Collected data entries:

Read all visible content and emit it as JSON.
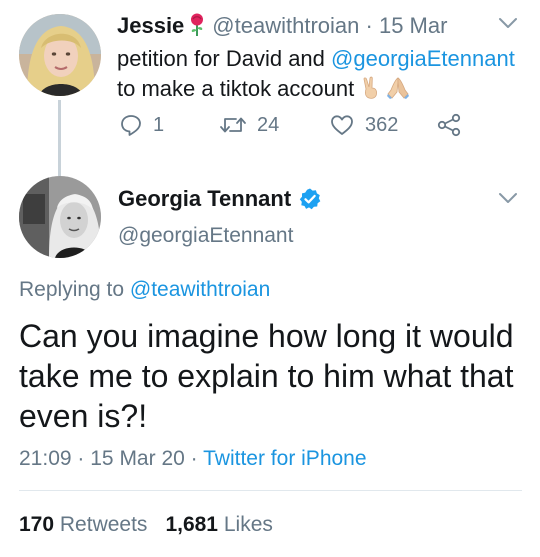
{
  "parent_tweet": {
    "author_name": "Jessie",
    "handle": "@teawithtroian",
    "separator": "·",
    "date": "15 Mar",
    "text_before": "petition for David and ",
    "mention": "@georgiaEtennant",
    "text_after": " to make a tiktok account",
    "reply_count": "1",
    "retweet_count": "24",
    "like_count": "362",
    "name_emoji_icon": "rose-icon",
    "text_emoji_icons": [
      "victory-hand-icon",
      "folded-hands-icon"
    ]
  },
  "main_tweet": {
    "author_name": "Georgia Tennant",
    "handle": "@georgiaEtennant",
    "replying_label": "Replying to ",
    "replying_to": "@teawithtroian",
    "text": "Can you imagine how long it would take me to explain to him what that even is?!",
    "time": "21:09",
    "date": "15 Mar 20",
    "separator": "·",
    "source": "Twitter for iPhone",
    "retweets_count": "170",
    "retweets_label": "Retweets",
    "likes_count": "1,681",
    "likes_label": "Likes"
  },
  "colors": {
    "link": "#1b95e0",
    "muted": "#657786",
    "text": "#14171a",
    "verified": "#1da1f2",
    "thread_line": "#c8d2d9"
  }
}
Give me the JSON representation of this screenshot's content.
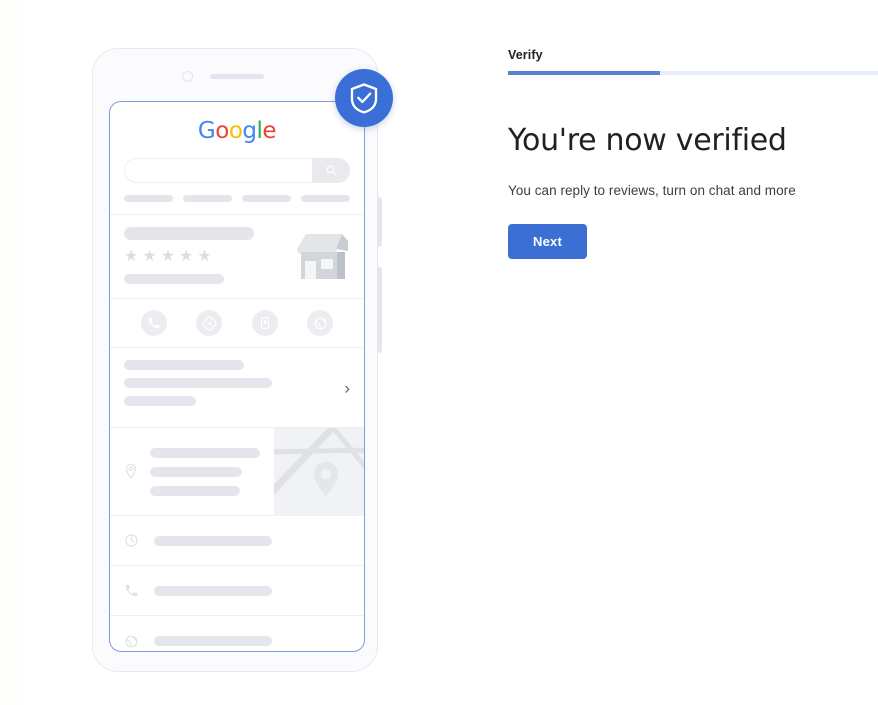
{
  "theme": {
    "accent_blue": "#3b6fd4",
    "badge_blue": "#3a6fd8",
    "progress_fill": "#5a81d1",
    "progress_track": "#e8eef7",
    "placeholder_gray": "#e4e6eb",
    "text_primary": "#202124"
  },
  "panel": {
    "step_label": "Verify",
    "progress_percent": 41,
    "headline": "You're now verified",
    "subtext": "You can reply to reviews, turn on chat and more",
    "next_label": "Next"
  },
  "phone": {
    "badge_icon": "shield-check-icon",
    "camera_icon": "front-camera-icon",
    "speaker_icon": "earpiece-speaker-icon",
    "power_button": "power-button",
    "volume_button": "volume-button",
    "screen": {
      "brand": {
        "name": "Google",
        "letters": [
          {
            "char": "G",
            "color": "#4285f4"
          },
          {
            "char": "o",
            "color": "#ea4335"
          },
          {
            "char": "o",
            "color": "#fbbc05"
          },
          {
            "char": "g",
            "color": "#4285f4"
          },
          {
            "char": "l",
            "color": "#34a853"
          },
          {
            "char": "e",
            "color": "#ea4335"
          }
        ]
      },
      "search": {
        "placeholder": "",
        "value": "",
        "icon": "search-icon"
      },
      "chips": [
        "",
        "",
        "",
        ""
      ],
      "business_card": {
        "title_placeholder": "",
        "rating_stars": 5,
        "star_glyph": "★",
        "subtitle_placeholder": "",
        "thumbnail_icon": "storefront-icon"
      },
      "action_buttons": [
        {
          "name": "call",
          "icon": "phone-icon"
        },
        {
          "name": "directions",
          "icon": "directions-icon"
        },
        {
          "name": "save",
          "icon": "bookmark-icon"
        },
        {
          "name": "website",
          "icon": "globe-icon"
        }
      ],
      "detail_block": {
        "lines": [
          "",
          "",
          ""
        ],
        "chevron_icon": "chevron-right-icon",
        "chevron_glyph": "›"
      },
      "info_rows": [
        {
          "name": "address",
          "icon": "location-pin-icon",
          "lines": [
            "",
            "",
            ""
          ],
          "has_map": true,
          "map_icon": "map-thumbnail"
        },
        {
          "name": "hours",
          "icon": "clock-icon",
          "lines": [
            ""
          ],
          "has_map": false
        },
        {
          "name": "phone",
          "icon": "phone-handset-icon",
          "lines": [
            ""
          ],
          "has_map": false
        },
        {
          "name": "website",
          "icon": "globe-icon",
          "lines": [
            ""
          ],
          "has_map": false
        }
      ]
    }
  }
}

Exercise requirements
Gather each line from the entries above that includes the word "JSON".

Exercise answer
Read all visible content and emit it as JSON.
Give me the JSON representation of this screenshot's content.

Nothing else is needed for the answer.